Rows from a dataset

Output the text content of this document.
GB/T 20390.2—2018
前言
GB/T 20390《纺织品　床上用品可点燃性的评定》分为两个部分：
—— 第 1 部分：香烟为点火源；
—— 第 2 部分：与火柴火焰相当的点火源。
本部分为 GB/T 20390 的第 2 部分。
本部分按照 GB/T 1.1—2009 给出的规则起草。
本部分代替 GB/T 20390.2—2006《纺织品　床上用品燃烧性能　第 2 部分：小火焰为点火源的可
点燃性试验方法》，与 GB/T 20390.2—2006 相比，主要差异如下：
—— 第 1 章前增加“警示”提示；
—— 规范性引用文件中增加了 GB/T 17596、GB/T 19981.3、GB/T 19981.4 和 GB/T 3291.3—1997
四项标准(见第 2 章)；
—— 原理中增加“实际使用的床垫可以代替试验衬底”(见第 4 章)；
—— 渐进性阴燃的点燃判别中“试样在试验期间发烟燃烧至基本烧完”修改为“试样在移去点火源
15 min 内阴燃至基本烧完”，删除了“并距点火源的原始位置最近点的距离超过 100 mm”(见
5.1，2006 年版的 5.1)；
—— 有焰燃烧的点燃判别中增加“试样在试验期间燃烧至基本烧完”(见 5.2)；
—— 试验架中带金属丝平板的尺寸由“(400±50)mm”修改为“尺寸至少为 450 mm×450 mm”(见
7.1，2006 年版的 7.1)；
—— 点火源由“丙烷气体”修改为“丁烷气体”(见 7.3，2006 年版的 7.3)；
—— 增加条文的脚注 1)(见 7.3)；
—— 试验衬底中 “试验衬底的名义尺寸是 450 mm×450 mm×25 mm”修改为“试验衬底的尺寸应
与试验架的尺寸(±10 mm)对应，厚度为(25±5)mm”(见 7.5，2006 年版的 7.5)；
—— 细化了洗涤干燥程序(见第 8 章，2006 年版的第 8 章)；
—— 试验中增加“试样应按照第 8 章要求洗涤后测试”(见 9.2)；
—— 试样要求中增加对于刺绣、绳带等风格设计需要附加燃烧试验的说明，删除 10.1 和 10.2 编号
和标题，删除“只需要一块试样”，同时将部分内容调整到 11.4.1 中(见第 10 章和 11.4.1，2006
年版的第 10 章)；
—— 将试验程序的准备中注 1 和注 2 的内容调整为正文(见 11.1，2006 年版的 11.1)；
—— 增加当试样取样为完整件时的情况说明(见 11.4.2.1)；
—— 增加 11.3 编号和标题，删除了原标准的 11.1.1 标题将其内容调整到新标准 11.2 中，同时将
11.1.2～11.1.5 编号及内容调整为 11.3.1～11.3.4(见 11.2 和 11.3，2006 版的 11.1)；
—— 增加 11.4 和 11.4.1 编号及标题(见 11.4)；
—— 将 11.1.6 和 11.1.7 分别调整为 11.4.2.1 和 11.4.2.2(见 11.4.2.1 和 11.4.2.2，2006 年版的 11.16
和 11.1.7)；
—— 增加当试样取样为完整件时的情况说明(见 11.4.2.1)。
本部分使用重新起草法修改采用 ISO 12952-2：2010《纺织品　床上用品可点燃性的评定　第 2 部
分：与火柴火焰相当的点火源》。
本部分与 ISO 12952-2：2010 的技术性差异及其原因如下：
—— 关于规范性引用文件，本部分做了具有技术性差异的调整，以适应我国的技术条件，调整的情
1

PROBLEM TO WORK ON:
Output each record exactly, leaving nothing out.

COMPLETE ANSWER:
Output the text content of this document.
GB/T 20390.2—2018
前言
GB/T 20390《纺织品　床上用品可点燃性的评定》分为两个部分：
—— 第 1 部分：香烟为点火源；
—— 第 2 部分：与火柴火焰相当的点火源。
本部分为 GB/T 20390 的第 2 部分。
本部分按照 GB/T 1.1—2009 给出的规则起草。
本部分代替 GB/T 20390.2—2006《纺织品　床上用品燃烧性能　第 2 部分：小火焰为点火源的可
点燃性试验方法》，与 GB/T 20390.2—2006 相比，主要差异如下：
—— 第 1 章前增加“警示”提示；
—— 规范性引用文件中增加了 GB/T 17596、GB/T 19981.3、GB/T 19981.4 和 GB/T 3291.3—1997
四项标准(见第 2 章)；
—— 原理中增加“实际使用的床垫可以代替试验衬底”(见第 4 章)；
—— 渐进性阴燃的点燃判别中“试样在试验期间发烟燃烧至基本烧完”修改为“试样在移去点火源
15 min 内阴燃至基本烧完”，删除了“并距点火源的原始位置最近点的距离超过 100 mm”(见
5.1，2006 年版的 5.1)；
—— 有焰燃烧的点燃判别中增加“试样在试验期间燃烧至基本烧完”(见 5.2)；
—— 试验架中带金属丝平板的尺寸由“(400±50)mm”修改为“尺寸至少为 450 mm×450 mm”(见
7.1，2006 年版的 7.1)；
—— 点火源由“丙烷气体”修改为“丁烷气体”(见 7.3，2006 年版的 7.3)；
—— 增加条文的脚注 1)(见 7.3)；
—— 试验衬底中 “试验衬底的名义尺寸是 450 mm×450 mm×25 mm”修改为“试验衬底的尺寸应
与试验架的尺寸(±10 mm)对应，厚度为(25±5)mm”(见 7.5，2006 年版的 7.5)；
—— 细化了洗涤干燥程序(见第 8 章，2006 年版的第 8 章)；
—— 试验中增加“试样应按照第 8 章要求洗涤后测试”(见 9.2)；
—— 试样要求中增加对于刺绣、绳带等风格设计需要附加燃烧试验的说明，删除 10.1 和 10.2 编号
和标题，删除“只需要一块试样”，同时将部分内容调整到 11.4.1 中(见第 10 章和 11.4.1，2006
年版的第 10 章)；
—— 将试验程序的准备中注 1 和注 2 的内容调整为正文(见 11.1，2006 年版的 11.1)；
—— 增加当试样取样为完整件时的情况说明(见 11.4.2.1)；
—— 增加 11.3 编号和标题，删除了原标准的 11.1.1 标题将其内容调整到新标准 11.2 中，同时将
11.1.2～11.1.5 编号及内容调整为 11.3.1～11.3.4(见 11.2 和 11.3，2006 版的 11.1)；
—— 增加 11.4 和 11.4.1 编号及标题(见 11.4)；
—— 将 11.1.6 和 11.1.7 分别调整为 11.4.2.1 和 11.4.2.2(见 11.4.2.1 和 11.4.2.2，2006 年版的 11.16
和 11.1.7)；
—— 增加当试样取样为完整件时的情况说明(见 11.4.2.1)。
本部分使用重新起草法修改采用 ISO 12952-2：2010《纺织品　床上用品可点燃性的评定　第 2 部
分：与火柴火焰相当的点火源》。
本部分与 ISO 12952-2：2010 的技术性差异及其原因如下：
—— 关于规范性引用文件，本部分做了具有技术性差异的调整，以适应我国的技术条件，调整的情
1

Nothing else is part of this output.